#### What is needed
Every line that holds "this" should be shown.

═══ Entries supplied

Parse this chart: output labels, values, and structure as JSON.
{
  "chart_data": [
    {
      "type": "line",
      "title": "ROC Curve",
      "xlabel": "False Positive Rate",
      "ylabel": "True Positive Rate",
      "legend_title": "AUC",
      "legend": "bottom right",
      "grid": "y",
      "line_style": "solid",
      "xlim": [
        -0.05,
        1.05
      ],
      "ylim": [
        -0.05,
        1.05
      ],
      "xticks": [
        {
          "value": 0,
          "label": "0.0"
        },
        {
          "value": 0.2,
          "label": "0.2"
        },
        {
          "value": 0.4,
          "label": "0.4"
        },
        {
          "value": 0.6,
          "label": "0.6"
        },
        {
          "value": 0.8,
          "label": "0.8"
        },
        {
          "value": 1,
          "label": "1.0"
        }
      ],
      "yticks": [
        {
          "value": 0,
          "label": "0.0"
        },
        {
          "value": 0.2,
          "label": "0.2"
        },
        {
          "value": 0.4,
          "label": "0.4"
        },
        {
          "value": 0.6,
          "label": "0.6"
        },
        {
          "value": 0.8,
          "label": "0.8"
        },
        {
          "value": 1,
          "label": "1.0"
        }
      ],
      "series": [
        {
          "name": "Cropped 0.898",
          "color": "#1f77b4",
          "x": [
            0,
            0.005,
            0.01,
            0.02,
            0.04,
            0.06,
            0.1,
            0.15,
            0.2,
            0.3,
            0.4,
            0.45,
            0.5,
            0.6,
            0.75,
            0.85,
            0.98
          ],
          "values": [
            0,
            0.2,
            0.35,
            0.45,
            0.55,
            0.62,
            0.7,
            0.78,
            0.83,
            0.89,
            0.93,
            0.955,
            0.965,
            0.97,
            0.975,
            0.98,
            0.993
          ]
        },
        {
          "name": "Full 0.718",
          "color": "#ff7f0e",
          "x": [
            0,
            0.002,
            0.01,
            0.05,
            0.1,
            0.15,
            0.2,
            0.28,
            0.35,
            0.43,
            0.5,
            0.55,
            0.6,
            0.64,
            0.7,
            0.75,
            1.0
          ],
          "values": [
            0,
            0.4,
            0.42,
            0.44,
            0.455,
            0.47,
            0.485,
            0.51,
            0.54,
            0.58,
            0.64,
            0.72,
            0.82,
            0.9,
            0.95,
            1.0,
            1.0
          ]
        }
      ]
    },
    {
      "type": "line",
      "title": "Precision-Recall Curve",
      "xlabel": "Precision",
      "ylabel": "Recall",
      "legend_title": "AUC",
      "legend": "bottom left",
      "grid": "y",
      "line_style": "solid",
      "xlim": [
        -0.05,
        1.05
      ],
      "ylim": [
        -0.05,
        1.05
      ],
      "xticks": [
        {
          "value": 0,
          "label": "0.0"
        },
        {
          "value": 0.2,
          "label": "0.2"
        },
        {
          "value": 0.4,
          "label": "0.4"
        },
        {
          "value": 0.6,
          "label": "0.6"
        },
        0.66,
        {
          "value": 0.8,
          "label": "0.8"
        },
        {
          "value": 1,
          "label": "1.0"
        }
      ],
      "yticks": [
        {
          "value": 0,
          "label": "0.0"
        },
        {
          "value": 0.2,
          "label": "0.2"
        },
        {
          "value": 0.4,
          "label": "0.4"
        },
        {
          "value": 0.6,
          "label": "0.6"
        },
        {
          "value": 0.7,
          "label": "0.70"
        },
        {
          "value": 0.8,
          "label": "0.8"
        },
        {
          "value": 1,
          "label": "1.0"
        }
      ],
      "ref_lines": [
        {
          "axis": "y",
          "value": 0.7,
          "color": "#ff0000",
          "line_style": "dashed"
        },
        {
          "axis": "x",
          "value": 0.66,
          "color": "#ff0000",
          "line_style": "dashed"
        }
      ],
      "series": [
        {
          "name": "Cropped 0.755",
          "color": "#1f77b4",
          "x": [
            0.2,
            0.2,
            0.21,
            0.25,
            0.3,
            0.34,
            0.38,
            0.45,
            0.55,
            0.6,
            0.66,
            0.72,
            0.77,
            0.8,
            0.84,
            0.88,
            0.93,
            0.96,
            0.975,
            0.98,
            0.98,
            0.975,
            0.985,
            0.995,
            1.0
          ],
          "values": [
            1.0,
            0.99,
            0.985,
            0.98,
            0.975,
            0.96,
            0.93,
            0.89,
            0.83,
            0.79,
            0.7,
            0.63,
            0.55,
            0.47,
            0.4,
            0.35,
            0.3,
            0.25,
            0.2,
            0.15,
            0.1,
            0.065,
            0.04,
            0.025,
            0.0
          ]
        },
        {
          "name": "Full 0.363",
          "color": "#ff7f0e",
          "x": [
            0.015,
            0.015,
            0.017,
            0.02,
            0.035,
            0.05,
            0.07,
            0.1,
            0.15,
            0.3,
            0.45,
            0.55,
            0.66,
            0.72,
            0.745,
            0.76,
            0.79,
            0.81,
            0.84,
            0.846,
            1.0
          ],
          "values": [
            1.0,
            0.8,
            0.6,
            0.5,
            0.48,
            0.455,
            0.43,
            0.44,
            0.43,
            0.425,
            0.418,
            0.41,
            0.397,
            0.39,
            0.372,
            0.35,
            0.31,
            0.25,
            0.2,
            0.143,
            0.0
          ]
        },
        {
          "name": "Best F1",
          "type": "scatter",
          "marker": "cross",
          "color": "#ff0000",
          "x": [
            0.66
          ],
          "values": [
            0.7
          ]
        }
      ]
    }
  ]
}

══════
═══ Entries supplied

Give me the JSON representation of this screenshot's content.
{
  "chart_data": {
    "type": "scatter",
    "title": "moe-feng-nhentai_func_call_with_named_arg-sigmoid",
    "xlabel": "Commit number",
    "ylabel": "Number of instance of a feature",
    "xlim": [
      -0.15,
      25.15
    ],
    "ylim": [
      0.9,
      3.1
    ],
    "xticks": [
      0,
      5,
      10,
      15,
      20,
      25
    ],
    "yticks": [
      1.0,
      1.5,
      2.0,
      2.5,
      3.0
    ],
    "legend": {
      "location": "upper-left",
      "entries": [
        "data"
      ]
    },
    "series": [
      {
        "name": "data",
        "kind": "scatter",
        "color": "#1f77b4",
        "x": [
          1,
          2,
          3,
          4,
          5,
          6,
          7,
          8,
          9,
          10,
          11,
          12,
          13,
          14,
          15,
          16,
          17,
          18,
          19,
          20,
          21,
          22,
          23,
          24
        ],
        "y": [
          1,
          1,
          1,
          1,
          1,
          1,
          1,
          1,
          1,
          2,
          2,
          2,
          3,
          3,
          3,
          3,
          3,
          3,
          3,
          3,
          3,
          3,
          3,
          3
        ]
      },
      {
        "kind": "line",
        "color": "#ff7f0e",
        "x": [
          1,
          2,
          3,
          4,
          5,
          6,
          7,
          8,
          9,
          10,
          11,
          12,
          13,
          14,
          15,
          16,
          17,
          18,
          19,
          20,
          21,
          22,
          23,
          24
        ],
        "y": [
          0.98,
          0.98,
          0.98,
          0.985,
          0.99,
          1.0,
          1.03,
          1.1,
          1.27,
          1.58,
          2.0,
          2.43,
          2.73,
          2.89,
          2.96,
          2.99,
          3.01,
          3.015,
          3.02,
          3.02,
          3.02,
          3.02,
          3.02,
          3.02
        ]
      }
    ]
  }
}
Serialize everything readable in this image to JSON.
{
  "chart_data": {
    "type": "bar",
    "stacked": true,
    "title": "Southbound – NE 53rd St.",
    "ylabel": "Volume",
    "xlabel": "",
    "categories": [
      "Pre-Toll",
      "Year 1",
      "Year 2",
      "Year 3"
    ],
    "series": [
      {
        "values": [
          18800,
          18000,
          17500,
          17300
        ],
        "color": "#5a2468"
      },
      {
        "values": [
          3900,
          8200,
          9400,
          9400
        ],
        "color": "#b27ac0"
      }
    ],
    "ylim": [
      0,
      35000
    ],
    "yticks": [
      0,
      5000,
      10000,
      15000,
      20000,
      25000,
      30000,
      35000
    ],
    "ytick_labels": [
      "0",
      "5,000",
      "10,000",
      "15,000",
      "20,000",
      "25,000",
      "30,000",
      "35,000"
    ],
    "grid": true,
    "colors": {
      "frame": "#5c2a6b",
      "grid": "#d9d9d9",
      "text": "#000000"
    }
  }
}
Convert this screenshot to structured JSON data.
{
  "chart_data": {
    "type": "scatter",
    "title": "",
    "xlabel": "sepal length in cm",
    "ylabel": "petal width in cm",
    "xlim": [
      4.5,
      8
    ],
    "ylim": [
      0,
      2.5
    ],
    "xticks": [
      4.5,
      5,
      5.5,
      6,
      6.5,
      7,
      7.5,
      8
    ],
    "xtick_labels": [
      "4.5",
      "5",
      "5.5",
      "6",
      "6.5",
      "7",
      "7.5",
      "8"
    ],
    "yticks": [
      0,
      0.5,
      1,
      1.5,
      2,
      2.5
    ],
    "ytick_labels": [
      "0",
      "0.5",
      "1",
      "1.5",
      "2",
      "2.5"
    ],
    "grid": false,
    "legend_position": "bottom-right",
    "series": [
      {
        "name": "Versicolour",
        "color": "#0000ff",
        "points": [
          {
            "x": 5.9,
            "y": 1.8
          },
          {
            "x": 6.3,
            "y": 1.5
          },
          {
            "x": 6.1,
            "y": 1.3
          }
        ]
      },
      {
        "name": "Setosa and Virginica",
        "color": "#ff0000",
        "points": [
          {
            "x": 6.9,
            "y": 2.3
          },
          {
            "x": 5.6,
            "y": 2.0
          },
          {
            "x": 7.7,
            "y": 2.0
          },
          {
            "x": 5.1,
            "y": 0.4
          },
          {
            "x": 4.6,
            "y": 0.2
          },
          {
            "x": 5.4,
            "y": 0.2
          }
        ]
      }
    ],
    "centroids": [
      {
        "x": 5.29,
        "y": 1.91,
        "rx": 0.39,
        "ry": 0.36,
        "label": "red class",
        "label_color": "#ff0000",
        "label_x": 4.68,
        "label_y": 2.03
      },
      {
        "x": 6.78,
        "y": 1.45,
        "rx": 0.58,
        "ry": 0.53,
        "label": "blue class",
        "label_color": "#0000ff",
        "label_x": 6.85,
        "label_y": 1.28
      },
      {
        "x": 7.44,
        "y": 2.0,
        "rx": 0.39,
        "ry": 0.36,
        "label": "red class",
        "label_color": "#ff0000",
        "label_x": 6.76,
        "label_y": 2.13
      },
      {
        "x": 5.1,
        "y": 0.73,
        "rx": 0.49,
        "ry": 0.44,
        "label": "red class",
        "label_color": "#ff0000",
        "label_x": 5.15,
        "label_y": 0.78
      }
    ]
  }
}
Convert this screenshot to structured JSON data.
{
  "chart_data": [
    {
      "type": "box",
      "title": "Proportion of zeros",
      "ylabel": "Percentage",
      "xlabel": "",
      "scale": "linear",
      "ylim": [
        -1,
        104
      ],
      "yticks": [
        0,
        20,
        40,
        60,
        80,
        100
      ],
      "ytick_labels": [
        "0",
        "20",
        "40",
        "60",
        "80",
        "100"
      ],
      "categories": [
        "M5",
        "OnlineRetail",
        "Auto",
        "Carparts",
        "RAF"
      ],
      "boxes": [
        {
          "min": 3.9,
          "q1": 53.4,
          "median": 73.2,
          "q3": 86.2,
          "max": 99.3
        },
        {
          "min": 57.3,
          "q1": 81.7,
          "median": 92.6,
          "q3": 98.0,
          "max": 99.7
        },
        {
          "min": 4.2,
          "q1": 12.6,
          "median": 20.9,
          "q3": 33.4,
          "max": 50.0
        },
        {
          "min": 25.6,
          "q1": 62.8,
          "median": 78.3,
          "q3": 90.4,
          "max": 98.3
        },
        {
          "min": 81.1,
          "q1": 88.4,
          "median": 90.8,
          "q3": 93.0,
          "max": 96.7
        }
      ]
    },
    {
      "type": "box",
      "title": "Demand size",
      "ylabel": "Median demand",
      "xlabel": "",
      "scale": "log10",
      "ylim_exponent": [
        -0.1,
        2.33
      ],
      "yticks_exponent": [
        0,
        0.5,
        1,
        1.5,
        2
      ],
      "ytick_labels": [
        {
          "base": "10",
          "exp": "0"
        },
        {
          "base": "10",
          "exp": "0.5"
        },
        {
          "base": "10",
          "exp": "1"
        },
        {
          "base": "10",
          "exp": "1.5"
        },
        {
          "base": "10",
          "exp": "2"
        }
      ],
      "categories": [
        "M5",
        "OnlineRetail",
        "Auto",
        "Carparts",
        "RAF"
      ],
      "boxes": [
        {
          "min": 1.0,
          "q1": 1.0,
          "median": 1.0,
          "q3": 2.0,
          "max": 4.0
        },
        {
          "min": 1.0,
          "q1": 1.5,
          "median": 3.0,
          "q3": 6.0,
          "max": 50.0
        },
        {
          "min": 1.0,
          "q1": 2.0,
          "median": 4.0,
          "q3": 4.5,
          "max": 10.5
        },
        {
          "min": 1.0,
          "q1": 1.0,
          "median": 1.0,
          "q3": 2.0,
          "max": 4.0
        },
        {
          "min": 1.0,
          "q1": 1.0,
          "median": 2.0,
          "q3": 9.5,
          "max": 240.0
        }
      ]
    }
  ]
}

══════

#### Complete answer
Parse this chart: output labels, values, and structure as JSON.
Give me the JSON representation of this screenshot's content.
Serialize everything readable in this image to JSON.
Convert this screenshot to structured JSON data.
Convert this screenshot to structured JSON data.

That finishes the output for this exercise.